— start DATA TO PROCESS —

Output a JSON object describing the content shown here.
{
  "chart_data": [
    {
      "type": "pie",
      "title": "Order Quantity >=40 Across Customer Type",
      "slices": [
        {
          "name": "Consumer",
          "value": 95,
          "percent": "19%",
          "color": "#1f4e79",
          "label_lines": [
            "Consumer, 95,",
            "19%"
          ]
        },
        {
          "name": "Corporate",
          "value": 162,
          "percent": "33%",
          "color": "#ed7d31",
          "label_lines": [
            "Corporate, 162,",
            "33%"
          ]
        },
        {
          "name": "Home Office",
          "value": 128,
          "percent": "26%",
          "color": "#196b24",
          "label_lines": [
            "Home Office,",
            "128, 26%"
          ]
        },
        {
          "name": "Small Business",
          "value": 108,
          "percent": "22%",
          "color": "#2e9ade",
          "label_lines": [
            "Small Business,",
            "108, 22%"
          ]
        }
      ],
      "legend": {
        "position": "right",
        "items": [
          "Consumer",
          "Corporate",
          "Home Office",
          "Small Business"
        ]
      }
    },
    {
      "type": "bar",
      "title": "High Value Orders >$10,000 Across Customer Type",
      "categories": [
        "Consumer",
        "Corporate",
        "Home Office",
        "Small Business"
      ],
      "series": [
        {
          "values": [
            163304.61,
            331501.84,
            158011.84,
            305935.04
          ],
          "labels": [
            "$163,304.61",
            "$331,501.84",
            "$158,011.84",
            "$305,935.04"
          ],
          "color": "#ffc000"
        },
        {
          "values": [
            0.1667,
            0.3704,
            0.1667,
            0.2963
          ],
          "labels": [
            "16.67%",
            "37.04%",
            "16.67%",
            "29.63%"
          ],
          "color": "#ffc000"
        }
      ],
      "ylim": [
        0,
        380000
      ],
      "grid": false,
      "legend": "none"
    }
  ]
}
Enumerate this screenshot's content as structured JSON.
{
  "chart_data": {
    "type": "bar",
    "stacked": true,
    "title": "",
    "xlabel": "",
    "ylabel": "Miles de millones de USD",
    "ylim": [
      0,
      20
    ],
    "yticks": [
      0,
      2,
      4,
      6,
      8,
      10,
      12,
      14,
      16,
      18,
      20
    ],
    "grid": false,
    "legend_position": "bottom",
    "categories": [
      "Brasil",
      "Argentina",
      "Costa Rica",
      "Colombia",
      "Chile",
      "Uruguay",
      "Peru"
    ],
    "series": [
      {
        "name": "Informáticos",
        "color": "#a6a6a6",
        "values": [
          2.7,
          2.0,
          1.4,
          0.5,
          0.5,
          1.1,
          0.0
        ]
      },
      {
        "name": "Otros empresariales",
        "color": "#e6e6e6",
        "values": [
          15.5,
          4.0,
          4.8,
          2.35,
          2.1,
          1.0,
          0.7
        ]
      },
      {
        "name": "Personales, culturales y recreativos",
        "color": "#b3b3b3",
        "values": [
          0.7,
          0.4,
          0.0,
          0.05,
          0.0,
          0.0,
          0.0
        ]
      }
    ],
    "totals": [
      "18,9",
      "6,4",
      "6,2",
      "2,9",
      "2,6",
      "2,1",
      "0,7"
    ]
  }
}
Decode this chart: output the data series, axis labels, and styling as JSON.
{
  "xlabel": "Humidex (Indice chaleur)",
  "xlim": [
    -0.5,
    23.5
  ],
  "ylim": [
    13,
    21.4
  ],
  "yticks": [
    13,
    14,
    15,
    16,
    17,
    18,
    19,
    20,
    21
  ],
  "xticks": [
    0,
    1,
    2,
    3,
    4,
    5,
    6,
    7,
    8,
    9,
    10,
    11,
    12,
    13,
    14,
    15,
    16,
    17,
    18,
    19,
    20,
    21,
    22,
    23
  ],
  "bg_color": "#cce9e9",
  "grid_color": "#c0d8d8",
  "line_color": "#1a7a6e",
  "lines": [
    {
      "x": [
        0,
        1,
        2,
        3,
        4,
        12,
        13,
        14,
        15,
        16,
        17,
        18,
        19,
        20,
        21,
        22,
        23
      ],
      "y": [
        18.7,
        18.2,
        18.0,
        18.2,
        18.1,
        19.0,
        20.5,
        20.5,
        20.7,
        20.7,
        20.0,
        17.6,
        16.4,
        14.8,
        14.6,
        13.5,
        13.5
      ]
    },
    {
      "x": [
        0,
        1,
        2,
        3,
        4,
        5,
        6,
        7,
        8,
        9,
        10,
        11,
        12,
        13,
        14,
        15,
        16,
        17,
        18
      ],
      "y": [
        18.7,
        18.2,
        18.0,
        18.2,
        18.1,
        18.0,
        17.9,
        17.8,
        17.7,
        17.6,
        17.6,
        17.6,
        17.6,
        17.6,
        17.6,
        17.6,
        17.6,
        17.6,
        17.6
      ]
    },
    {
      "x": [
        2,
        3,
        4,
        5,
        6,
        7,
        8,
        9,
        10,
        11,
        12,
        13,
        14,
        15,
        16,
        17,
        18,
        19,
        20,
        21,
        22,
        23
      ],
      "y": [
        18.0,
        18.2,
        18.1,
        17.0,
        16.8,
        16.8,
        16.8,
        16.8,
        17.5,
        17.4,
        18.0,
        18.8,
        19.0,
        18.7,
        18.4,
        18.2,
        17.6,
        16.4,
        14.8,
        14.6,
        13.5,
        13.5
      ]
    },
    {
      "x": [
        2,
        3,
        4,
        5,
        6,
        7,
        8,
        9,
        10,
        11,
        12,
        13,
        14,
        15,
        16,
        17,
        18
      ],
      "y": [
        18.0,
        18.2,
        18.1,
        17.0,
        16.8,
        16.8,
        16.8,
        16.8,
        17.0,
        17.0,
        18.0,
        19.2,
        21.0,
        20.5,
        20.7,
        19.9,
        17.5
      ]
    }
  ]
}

— end DATA TO PROCESS —

→ DESCRIPTION OF THE TASK: Show the lines of the material that contain the word "name".

→ THE RESPONSE:
          "name": "Consumer",
          "name": "Corporate",
          "name": "Home Office",
          "name": "Small Business",
        "name": "Informáticos",
        "name": "Otros empresariales",
        "name": "Personales, culturales y recreativos",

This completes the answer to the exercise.